## To be done
Reproduce the records below in full and exactly, without their images.

## Input rows
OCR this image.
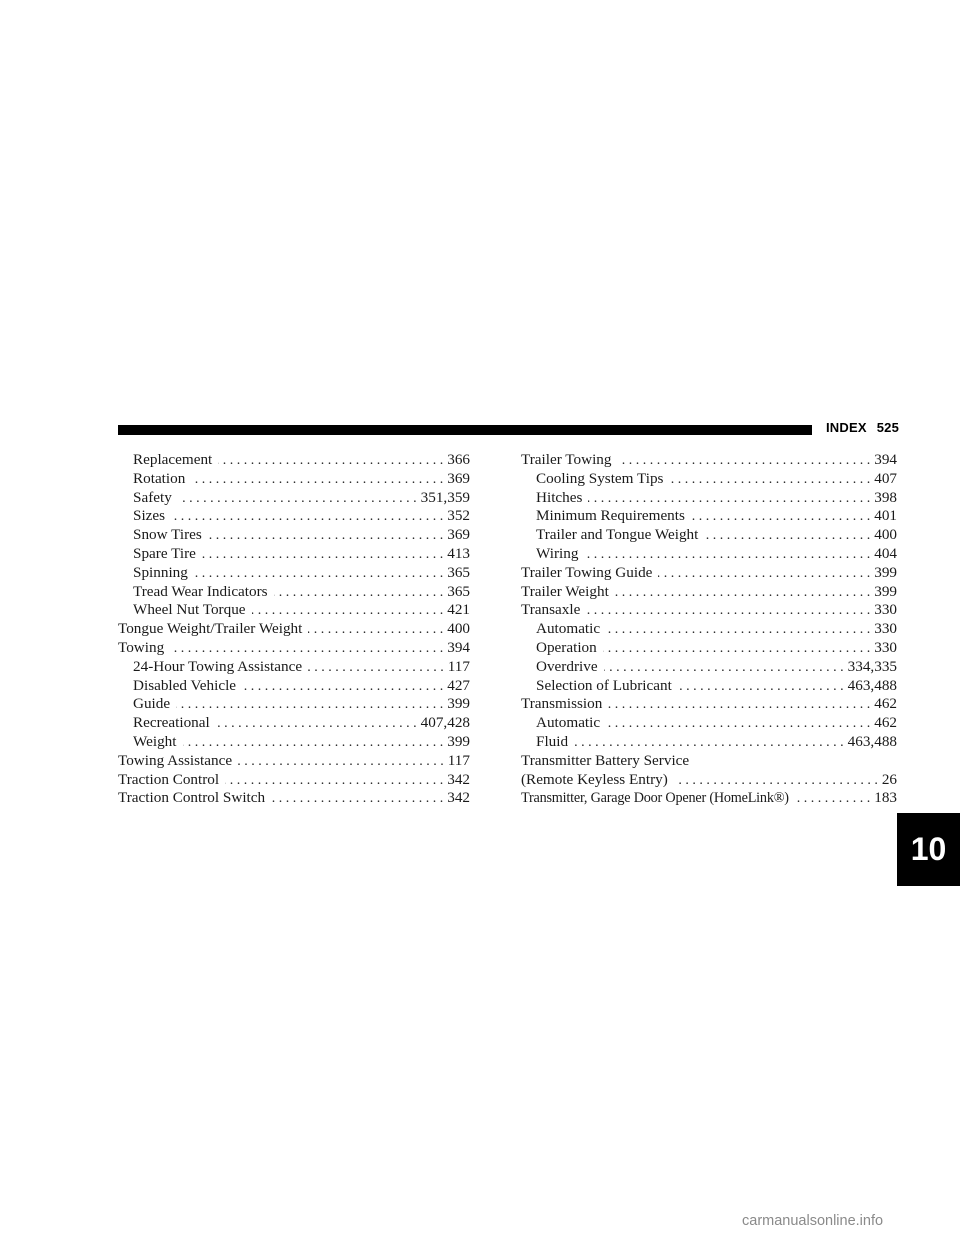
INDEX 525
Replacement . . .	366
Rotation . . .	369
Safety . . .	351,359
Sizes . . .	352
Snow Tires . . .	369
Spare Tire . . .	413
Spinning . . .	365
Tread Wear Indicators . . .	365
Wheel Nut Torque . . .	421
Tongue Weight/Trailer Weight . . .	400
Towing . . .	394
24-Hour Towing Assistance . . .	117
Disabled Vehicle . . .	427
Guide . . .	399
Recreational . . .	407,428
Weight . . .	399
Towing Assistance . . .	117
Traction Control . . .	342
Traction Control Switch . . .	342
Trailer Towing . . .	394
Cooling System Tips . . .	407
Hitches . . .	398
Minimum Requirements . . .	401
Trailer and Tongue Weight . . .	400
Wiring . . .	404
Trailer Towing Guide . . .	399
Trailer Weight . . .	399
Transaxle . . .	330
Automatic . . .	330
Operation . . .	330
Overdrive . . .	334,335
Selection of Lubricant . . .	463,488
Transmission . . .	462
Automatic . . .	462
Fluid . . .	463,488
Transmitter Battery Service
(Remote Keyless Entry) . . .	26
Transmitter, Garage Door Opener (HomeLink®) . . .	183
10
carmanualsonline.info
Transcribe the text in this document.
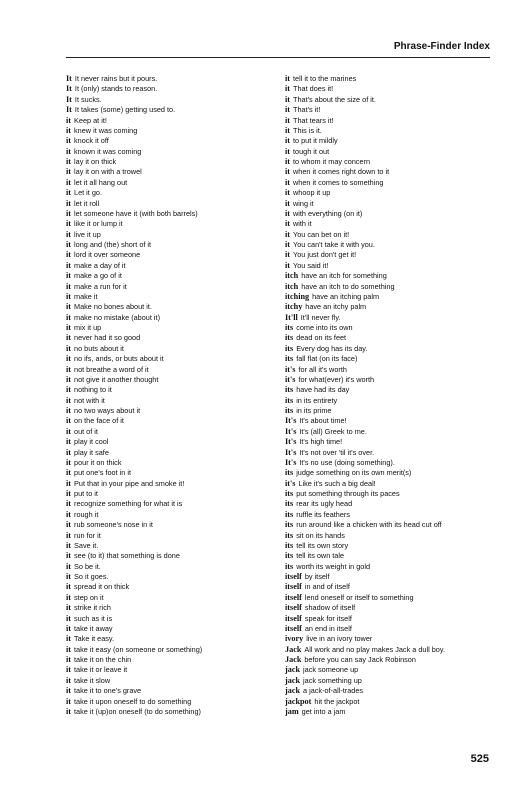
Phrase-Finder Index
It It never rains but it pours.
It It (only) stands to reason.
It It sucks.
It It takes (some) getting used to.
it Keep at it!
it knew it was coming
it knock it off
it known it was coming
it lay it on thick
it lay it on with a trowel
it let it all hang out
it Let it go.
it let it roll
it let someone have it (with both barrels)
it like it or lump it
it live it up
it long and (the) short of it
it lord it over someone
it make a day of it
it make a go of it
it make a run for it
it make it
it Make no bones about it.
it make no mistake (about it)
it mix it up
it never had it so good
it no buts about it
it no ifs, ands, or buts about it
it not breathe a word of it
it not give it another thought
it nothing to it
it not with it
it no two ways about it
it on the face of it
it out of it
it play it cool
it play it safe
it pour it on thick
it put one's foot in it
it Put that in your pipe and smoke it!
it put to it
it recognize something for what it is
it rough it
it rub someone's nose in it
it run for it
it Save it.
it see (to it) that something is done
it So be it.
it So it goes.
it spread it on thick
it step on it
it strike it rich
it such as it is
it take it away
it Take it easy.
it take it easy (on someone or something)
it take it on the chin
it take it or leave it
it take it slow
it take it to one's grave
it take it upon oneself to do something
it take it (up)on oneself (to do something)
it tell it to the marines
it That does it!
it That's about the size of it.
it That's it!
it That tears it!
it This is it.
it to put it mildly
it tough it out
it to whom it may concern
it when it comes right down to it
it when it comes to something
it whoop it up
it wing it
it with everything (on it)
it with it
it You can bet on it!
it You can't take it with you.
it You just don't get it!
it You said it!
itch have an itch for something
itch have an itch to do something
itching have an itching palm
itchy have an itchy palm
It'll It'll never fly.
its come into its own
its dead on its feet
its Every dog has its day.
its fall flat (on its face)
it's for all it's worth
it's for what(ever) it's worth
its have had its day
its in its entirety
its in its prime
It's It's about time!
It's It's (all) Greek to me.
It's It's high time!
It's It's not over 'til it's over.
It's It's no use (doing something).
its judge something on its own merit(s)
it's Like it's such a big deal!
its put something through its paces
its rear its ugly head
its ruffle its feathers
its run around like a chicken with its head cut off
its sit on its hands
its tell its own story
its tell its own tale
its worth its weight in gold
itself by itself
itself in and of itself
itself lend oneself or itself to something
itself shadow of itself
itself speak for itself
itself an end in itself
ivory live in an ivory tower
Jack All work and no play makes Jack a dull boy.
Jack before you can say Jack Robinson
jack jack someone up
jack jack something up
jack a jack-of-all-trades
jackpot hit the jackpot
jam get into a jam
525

## Exercise result
OCR this image.
INDEX 525
Replacement . . .	366
Rotation . . .	369
Safety . . .	351,359
Sizes . . .	352
Snow Tires . . .	369
Spare Tire . . .	413
Spinning . . .	365
Tread Wear Indicators . . .	365
Wheel Nut Torque . . .	421
Tongue Weight/Trailer Weight . . .	400
Towing . . .	394
24-Hour Towing Assistance . . .	117
Disabled Vehicle . . .	427
Guide . . .	399
Recreational . . .	407,428
Weight . . .	399
Towing Assistance . . .	117
Traction Control . . .	342
Traction Control Switch . . .	342
Trailer Towing . . .	394
Cooling System Tips . . .	407
Hitches . . .	398
Minimum Requirements . . .	401
Trailer and Tongue Weight . . .	400
Wiring . . .	404
Trailer Towing Guide . . .	399
Trailer Weight . . .	399
Transaxle . . .	330
Automatic . . .	330
Operation . . .	330
Overdrive . . .	334,335
Selection of Lubricant . . .	463,488
Transmission . . .	462
Automatic . . .	462
Fluid . . .	463,488
Transmitter Battery Service
(Remote Keyless Entry) . . .	26
Transmitter, Garage Door Opener (HomeLink®) . . .	183
10
carmanualsonline.info
Transcribe the text in this document.
Phrase-Finder Index
It It never rains but it pours.
It It (only) stands to reason.
It It sucks.
It It takes (some) getting used to.
it Keep at it!
it knew it was coming
it knock it off
it known it was coming
it lay it on thick
it lay it on with a trowel
it let it all hang out
it Let it go.
it let it roll
it let someone have it (with both barrels)
it like it or lump it
it live it up
it long and (the) short of it
it lord it over someone
it make a day of it
it make a go of it
it make a run for it
it make it
it Make no bones about it.
it make no mistake (about it)
it mix it up
it never had it so good
it no buts about it
it no ifs, ands, or buts about it
it not breathe a word of it
it not give it another thought
it nothing to it
it not with it
it no two ways about it
it on the face of it
it out of it
it play it cool
it play it safe
it pour it on thick
it put one's foot in it
it Put that in your pipe and smoke it!
it put to it
it recognize something for what it is
it rough it
it rub someone's nose in it
it run for it
it Save it.
it see (to it) that something is done
it So be it.
it So it goes.
it spread it on thick
it step on it
it strike it rich
it such as it is
it take it away
it Take it easy.
it take it easy (on someone or something)
it take it on the chin
it take it or leave it
it take it slow
it take it to one's grave
it take it upon oneself to do something
it take it (up)on oneself (to do something)
it tell it to the marines
it That does it!
it That's about the size of it.
it That's it!
it That tears it!
it This is it.
it to put it mildly
it tough it out
it to whom it may concern
it when it comes right down to it
it when it comes to something
it whoop it up
it wing it
it with everything (on it)
it with it
it You can bet on it!
it You can't take it with you.
it You just don't get it!
it You said it!
itch have an itch for something
itch have an itch to do something
itching have an itching palm
itchy have an itchy palm
It'll It'll never fly.
its come into its own
its dead on its feet
its Every dog has its day.
its fall flat (on its face)
it's for all it's worth
it's for what(ever) it's worth
its have had its day
its in its entirety
its in its prime
It's It's about time!
It's It's (all) Greek to me.
It's It's high time!
It's It's not over 'til it's over.
It's It's no use (doing something).
its judge something on its own merit(s)
it's Like it's such a big deal!
its put something through its paces
its rear its ugly head
its ruffle its feathers
its run around like a chicken with its head cut off
its sit on its hands
its tell its own story
its tell its own tale
its worth its weight in gold
itself by itself
itself in and of itself
itself lend oneself or itself to something
itself shadow of itself
itself speak for itself
itself an end in itself
ivory live in an ivory tower
Jack All work and no play makes Jack a dull boy.
Jack before you can say Jack Robinson
jack jack someone up
jack jack something up
jack a jack-of-all-trades
jackpot hit the jackpot
jam get into a jam
525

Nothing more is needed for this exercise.